Given text section start
Miss S.O.F.I.A.S
- Formation: 1979
- Type: Beauty Pageant
- Location: Pago Pago, American Samoa;
- Website: http://assofias.webs.com/

= Miss Island Queen Pageant =

Pageant held annually in American Samoa

Miss Island Queen (now Miss SOFIAS) is a faʻafafine pageant held annually in American Samoa. It is noted for being the longest standing pageant of its kind in the South Pacific. It was first held in 1979 before undergoing a series of changes. No pageant was held in 1980 and 1982 as it endured shifts in ownership and in 2020 and 2022 due to the covid pandemic. It was canceled in 1986 due to a tropical cyclone and failed to take place in both 1999 and 2002 when it struggled with funding. In 1996 It was held simultaneously on the same evening as another faʻafafine pageant Empress of Samoa. In 2008 the pageant coincided with the Festival of Pacific Arts and became the closing event of festivities. After undergoing extensive reestablishment in 2010 the pageant has since been held during Flag Day week and broadcast live on KVZK-2. It is now known as Miss SOFIAS and maintains yearly advocacy and charity programs.

==History==

The pageant began as a marketing show for Herb & Sia's motel, a family owned business, which, in its heyday, was a staple for Polynesian revues and local musicians. A gathering of faʻafafines shepherd by educators Leroy Lutu and Vena Sele led to pioneering the first fully organized beauty pageant in 1981. It came to prominence in the late 1980s when organizers incorporated educational awareness, community service and charitable causes in both American Samoa and neighboring Apia, Samoa. Governor A. P. Lutali was the first territorial leader to officially support the pageant in 1987 in years that followed numerous local dignitaries and politicians became fixtures at the event. The pageant was hugely successful by 1990 it spawned a faʻafafine performance troupe. The troupe entertained across the islands at public ceremonies and private events popularizing a streak of song and dance routines among them the apartheid anthem Gimme Hope Jo'anna, music from the soundtrack of Sarafina! and Samba in the night by Daniel Rae Costello many selections were opening themes of past island queen pageants. Power struggles corrupted the pageant in the mid-1990s resulting in the exploitation of faʻafafines in countless beauty pageants publicized for financial gain. Vena Sele and Leroy Lutu harbored creative differences and parted ways. Lutu went on to establish "Empresses of Samoa" and "Mizz Corona" pageants and Sele continued with Island Queens before leading "Miss American Sevens". American Sevens was originally operated under a netball association but at the height of its success became known as Seven Islands of American Samoa.
Given text section end
# Tasks to perform:
1. Please list every year in which, according to the Miss Island Queen pageant text, the pageant was not held.
2. Continue the text on the Miss Island Queen pageant from its last sentence.
Records provided section start
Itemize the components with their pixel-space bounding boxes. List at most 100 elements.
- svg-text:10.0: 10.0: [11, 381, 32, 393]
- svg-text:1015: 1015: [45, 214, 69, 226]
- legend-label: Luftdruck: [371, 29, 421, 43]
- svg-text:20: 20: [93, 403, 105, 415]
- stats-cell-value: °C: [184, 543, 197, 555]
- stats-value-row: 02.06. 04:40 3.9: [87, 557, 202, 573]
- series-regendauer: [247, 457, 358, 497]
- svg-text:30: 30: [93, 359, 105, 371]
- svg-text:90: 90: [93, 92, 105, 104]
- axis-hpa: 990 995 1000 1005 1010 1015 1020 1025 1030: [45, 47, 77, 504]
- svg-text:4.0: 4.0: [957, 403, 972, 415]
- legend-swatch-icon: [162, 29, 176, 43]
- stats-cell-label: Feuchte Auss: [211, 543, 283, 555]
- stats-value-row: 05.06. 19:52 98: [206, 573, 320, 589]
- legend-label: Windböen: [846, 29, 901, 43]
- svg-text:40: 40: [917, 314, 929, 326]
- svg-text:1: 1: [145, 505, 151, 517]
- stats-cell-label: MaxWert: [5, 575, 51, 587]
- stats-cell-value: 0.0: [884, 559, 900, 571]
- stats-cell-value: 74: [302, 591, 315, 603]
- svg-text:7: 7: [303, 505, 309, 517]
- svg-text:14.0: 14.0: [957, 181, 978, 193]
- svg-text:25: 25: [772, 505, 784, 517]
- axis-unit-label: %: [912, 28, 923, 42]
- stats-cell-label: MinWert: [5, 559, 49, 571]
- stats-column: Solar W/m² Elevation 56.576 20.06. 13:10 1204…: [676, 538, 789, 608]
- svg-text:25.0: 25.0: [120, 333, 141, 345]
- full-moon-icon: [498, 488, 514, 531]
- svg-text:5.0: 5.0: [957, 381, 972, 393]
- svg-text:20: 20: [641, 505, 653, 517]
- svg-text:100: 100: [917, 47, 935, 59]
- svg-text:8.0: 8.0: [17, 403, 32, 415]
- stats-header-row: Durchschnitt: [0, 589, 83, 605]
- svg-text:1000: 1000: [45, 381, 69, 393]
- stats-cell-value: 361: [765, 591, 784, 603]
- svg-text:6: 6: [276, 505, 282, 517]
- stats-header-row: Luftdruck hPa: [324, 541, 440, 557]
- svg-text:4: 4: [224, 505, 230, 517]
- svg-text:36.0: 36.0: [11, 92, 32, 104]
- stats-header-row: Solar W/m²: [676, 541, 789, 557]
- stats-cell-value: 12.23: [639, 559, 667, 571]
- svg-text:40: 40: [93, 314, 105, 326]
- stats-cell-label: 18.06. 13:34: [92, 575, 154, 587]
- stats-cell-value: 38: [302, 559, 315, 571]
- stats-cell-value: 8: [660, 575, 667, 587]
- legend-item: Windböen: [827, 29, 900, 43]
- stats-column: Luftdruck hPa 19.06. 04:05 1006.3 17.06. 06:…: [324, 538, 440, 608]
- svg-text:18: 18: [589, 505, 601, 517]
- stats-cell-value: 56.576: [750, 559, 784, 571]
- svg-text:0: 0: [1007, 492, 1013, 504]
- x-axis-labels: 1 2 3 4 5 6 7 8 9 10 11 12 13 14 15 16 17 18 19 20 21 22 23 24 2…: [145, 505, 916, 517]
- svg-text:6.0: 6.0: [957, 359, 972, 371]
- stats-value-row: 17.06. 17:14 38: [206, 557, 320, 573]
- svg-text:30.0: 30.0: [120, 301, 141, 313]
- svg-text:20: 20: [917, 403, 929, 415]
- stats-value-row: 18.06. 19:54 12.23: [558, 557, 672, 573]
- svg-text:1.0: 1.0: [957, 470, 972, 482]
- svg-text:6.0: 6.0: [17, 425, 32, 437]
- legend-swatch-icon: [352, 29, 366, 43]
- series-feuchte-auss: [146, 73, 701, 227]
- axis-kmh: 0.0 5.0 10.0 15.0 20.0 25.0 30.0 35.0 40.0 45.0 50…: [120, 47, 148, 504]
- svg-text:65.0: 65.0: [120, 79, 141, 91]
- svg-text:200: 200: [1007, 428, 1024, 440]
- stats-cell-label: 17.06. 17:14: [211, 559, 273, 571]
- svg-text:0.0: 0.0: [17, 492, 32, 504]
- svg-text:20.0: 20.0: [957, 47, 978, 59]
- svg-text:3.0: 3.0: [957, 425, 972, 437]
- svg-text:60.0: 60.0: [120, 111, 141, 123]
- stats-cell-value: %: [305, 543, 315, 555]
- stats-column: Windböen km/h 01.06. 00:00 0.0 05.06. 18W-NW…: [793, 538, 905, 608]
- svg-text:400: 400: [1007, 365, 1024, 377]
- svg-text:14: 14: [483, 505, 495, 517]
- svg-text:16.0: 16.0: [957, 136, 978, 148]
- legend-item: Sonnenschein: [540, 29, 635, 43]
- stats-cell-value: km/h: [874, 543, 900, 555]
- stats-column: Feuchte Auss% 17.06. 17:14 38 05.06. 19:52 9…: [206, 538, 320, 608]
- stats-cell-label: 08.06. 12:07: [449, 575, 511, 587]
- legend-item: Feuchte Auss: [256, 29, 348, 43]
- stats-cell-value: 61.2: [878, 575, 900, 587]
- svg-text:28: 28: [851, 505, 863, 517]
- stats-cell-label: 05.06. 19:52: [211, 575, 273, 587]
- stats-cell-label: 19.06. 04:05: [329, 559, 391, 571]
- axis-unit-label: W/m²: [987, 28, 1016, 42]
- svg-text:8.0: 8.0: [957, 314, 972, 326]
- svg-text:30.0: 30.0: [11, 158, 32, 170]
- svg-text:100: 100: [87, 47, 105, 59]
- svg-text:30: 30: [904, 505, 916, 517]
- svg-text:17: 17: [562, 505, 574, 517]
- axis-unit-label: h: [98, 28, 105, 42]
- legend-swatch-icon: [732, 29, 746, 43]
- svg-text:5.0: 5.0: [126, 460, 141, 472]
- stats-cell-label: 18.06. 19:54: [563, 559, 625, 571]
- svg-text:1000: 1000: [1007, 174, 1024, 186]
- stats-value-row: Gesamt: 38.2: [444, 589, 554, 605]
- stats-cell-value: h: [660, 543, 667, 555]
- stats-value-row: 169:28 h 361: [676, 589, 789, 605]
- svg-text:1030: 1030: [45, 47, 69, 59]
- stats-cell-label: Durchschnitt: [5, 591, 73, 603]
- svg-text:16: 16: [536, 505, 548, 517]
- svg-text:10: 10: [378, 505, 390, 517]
Records provided section end
# Expected results:
1. 1980, 1982, 1986, 1999, 2002, 2020, 2022

2.
In the 2000s Miss American Sevens and Miss Island Queens pageants dominated the territory. In 2010 American Sevens and Island Queens communally retired uniting to become S.O.F.I.A.S (Society of Faʻafafine in American Samoa). Organizers also preserved history honoring past winners under its retooled name. Three distinctive awards were awarded during the history of both pageants. In 2000 high chief Tiumalu Sia Scanlan was presented with a special award, in 2006 longtime serving member Rosie Moimoi was recognized by Island Queens and in 2005 founder Vena Sele was honored by the American Sevens for her legacy and service to both the faʻafafine community and her pioneering career. Sele was the first fa'afafine to earn a doctorate degree, for a short term Sele was president of American Samoa Community College becoming the highest ranking fa'afafine at the time. Sele retired in 2005 and in 2007 published her autobiography "Memoirs of a Samoan, Catholic and Fa’afafine". Sele is widely known to have inspired many fa'afafines to pursue education many of whom affectionately call her "Mama". Sele lives in Tacoma, WA. Leroy Lutu rose to great success with the Department of Education and retired in 2011. He was a popular local personality well known for his fashionable taste and socialite status. In 2008 both Sele and Lutu returned for the 25th anniversary of Miss Island Queens it was their last time together on stage. Lutu died in 2012.

==Notable contestants and winners==

- Cindy Filo was 3rd runner up in 1987's Miss Island Queen. Filo became “Cindy of Samoa” Samoa's first ever faʻafafine celebrity attracting tourism and fans for her drag revues in Apia. Filo toured her shows across the South Pacific and the United States. Cindy was profiled in Heather Croall's 1999 documentary Paradise Bent: Boys Will Be Girls in Samoa. In 2008 Cindy was a finalist on the New Zealand reality show Stars in Their Eyes. She is profiled in Te Ara: The Encyclopedia of New Zealand section on faʻafafine.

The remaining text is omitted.